◆ Work to do
What number of lines in the material contain the word "平方厘米"? Give that number alone.

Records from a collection
*****
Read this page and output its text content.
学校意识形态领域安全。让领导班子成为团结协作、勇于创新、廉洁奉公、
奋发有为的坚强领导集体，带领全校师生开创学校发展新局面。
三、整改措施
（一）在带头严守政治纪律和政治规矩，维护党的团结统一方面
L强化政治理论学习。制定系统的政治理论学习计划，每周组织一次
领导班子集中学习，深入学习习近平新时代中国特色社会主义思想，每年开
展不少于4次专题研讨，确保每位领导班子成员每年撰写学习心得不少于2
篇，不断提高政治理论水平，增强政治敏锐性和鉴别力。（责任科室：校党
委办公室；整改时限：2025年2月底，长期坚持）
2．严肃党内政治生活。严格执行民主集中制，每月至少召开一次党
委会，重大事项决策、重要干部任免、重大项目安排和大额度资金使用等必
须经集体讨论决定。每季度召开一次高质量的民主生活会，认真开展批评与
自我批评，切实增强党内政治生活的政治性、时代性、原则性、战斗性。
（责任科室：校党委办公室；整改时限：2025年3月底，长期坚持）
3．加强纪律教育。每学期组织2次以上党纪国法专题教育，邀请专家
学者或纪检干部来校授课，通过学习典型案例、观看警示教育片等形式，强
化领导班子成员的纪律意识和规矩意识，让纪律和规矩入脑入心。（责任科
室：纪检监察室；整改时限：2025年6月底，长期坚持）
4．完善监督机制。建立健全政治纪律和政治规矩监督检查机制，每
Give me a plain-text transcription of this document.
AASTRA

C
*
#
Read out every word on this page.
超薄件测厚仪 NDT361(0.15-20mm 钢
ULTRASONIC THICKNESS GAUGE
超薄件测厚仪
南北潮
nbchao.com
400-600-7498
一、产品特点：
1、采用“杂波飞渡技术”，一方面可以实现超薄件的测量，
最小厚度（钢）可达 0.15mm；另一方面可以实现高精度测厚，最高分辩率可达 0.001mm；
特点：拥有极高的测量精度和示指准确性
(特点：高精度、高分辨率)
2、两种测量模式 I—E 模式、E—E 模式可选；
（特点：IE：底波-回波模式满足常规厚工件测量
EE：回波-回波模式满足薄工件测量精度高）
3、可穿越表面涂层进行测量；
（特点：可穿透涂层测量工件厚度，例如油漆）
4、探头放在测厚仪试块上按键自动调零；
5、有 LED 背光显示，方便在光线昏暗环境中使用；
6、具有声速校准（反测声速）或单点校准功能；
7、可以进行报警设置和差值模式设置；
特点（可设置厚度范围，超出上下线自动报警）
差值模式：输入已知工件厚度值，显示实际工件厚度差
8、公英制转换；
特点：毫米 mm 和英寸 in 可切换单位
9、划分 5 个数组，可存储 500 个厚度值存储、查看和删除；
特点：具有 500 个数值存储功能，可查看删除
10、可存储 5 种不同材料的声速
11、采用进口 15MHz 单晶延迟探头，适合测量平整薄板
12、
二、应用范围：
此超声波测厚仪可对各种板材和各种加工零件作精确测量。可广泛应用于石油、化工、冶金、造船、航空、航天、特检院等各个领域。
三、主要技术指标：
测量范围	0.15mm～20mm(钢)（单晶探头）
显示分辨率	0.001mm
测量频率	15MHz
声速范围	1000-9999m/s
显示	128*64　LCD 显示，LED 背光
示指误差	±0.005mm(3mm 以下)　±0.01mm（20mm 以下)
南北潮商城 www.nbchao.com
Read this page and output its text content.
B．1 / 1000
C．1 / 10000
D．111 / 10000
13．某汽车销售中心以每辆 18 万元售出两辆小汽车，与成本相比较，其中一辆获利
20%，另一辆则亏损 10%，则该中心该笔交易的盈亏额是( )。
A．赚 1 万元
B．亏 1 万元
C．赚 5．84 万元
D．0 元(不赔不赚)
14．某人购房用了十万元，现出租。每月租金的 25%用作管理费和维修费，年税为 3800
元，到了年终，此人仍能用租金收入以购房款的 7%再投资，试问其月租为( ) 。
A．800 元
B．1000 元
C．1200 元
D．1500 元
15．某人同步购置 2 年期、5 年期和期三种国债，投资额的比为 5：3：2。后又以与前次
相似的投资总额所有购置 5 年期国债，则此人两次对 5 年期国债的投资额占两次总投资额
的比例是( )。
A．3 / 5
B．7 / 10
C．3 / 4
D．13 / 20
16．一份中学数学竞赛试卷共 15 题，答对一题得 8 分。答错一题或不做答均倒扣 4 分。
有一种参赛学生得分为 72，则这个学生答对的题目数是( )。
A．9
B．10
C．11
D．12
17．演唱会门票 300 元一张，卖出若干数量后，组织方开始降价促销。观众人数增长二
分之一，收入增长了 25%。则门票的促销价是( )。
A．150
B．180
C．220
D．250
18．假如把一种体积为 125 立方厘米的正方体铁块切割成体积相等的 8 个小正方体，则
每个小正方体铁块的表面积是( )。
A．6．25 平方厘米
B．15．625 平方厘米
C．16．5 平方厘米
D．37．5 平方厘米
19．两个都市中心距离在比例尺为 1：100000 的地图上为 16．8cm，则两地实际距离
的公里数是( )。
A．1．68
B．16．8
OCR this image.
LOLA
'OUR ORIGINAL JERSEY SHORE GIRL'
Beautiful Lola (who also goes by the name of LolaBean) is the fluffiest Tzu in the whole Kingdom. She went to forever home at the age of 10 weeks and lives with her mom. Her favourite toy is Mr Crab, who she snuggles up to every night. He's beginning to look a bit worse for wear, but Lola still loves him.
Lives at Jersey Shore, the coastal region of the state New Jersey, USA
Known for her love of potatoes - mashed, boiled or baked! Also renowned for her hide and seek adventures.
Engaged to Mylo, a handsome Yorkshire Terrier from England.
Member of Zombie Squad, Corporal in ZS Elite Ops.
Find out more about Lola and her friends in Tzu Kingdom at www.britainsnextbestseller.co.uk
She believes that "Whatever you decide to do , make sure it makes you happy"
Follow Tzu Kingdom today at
*****
◆ Solution to this exercise
4